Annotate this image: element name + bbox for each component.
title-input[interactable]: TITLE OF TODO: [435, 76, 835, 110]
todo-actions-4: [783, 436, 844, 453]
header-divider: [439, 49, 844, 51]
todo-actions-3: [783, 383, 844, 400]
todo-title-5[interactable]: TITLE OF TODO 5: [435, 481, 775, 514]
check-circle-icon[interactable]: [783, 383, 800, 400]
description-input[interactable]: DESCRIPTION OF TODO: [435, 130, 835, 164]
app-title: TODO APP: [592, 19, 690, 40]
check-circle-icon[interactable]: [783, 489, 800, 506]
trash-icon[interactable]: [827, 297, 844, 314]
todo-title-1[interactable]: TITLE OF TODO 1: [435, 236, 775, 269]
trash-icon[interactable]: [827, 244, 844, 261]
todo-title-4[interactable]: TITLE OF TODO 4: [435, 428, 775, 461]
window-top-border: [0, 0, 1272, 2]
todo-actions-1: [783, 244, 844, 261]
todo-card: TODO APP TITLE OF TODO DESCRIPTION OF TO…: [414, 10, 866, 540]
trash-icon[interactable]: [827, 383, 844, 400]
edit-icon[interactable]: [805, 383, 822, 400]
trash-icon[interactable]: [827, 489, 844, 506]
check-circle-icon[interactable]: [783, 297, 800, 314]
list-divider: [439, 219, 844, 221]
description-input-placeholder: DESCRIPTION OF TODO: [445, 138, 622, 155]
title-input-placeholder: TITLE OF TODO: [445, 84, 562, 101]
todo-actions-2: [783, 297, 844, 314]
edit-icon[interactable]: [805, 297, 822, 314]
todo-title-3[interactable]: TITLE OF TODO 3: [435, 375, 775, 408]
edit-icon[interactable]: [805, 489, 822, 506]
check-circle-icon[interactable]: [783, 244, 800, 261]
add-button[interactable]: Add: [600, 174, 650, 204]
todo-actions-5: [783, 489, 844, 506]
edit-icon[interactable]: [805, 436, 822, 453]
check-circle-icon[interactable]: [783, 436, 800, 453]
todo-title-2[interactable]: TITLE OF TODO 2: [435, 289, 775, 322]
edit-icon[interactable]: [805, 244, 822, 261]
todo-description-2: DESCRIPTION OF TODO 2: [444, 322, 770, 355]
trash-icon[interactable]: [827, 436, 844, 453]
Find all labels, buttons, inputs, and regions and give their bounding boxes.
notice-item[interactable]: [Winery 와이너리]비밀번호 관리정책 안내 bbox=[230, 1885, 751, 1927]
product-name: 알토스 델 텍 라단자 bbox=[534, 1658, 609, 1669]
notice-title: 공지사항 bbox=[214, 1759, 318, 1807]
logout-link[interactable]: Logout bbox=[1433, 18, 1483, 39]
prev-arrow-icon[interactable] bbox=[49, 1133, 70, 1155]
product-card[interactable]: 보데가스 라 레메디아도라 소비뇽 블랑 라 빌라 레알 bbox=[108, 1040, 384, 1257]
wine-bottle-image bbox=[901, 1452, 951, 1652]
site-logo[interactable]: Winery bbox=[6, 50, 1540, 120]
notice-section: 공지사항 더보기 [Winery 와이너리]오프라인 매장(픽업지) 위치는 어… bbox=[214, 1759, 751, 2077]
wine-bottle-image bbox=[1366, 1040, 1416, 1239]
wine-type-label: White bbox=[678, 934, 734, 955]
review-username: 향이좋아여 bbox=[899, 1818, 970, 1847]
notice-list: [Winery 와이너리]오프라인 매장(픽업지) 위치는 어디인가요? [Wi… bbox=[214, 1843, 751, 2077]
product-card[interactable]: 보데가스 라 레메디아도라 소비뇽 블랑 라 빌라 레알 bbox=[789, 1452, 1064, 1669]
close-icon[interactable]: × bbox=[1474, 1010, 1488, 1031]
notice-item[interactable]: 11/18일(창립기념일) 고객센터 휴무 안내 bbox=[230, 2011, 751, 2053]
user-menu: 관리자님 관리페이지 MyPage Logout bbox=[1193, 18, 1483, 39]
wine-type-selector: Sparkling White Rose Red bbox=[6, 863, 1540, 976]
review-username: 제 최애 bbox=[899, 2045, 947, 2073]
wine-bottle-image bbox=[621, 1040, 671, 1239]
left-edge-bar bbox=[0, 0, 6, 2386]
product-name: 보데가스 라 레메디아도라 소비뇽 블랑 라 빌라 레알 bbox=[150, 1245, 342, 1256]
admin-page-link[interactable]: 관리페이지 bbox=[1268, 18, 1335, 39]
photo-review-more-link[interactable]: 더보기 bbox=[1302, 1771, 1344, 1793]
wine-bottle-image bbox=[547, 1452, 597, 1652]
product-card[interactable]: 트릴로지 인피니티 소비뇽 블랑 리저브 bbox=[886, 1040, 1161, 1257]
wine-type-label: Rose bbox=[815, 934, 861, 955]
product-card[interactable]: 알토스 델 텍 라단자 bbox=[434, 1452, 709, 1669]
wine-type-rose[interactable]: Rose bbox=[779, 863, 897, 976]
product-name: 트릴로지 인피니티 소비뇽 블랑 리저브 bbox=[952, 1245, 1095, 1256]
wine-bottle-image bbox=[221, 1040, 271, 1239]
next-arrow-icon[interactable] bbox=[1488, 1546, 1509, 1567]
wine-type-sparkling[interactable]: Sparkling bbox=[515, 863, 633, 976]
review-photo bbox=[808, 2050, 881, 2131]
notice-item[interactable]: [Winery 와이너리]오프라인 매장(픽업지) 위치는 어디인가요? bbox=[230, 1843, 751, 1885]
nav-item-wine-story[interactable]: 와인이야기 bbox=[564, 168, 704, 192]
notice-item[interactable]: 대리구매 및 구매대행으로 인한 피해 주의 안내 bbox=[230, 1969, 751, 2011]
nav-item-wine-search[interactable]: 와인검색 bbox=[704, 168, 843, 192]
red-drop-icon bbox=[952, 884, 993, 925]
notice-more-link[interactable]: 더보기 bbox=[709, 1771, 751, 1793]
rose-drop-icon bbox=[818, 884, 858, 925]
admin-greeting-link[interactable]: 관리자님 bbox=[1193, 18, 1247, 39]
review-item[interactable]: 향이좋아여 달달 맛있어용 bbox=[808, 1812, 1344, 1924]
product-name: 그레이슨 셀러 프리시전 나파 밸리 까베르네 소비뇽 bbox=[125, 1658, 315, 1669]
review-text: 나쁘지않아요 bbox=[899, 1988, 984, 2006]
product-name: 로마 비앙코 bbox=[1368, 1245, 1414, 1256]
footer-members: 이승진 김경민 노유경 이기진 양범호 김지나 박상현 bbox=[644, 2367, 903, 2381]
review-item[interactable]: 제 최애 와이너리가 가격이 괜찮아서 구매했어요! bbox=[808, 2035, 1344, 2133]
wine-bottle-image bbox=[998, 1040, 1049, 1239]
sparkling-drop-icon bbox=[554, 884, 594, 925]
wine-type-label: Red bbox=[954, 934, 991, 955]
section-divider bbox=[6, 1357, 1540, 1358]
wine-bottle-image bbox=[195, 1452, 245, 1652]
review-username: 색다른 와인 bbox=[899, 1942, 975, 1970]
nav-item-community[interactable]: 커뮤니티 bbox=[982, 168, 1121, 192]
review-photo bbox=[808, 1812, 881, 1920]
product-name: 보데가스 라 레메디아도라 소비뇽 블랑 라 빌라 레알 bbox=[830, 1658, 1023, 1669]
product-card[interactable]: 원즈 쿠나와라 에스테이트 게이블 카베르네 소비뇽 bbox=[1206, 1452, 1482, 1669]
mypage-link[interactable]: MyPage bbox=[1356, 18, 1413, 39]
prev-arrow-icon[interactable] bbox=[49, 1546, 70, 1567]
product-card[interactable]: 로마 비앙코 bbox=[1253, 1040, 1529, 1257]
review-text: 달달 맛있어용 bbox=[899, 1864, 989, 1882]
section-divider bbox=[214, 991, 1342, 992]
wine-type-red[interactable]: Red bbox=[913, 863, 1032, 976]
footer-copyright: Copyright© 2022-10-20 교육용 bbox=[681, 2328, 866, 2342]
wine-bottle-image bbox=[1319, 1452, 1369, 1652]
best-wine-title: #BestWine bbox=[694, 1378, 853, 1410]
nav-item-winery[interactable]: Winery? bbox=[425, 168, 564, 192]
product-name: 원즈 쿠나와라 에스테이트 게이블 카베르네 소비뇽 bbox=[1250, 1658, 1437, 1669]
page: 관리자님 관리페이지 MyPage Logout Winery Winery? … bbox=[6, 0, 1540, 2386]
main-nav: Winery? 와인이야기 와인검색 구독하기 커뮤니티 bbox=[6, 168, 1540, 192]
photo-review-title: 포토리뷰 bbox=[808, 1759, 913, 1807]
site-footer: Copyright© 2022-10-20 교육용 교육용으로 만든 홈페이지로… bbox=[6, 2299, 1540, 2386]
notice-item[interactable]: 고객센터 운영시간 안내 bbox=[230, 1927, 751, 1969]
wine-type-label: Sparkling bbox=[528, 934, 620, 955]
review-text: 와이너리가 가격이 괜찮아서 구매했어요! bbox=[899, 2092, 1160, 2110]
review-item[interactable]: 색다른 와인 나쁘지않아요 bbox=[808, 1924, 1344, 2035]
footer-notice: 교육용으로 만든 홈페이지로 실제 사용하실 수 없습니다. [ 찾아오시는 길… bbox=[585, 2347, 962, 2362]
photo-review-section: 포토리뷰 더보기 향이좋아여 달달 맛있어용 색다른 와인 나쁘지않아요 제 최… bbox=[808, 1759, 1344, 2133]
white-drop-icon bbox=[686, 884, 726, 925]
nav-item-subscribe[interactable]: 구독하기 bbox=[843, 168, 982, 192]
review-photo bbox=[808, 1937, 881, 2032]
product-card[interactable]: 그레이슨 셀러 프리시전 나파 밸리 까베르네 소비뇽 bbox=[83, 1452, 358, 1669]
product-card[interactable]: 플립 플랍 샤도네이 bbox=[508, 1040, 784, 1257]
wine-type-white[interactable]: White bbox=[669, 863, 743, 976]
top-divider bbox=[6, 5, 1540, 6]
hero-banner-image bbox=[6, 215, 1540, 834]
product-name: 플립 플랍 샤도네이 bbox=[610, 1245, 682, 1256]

• • • • •

TO BE DONE:
Retype, without any change, the stretch of the items from their start through the line containing "todo-title-5[interactable]: TITLE OF".

SOLUTION TO THIS PROBLEM:
Annotate this image: element name + bbox for each component.
title-input[interactable]: TITLE OF TODO: [435, 76, 835, 110]
todo-actions-4: [783, 436, 844, 453]
header-divider: [439, 49, 844, 51]
todo-actions-3: [783, 383, 844, 400]
todo-title-5[interactable]: TITLE OF TODO 5: [435, 481, 775, 514]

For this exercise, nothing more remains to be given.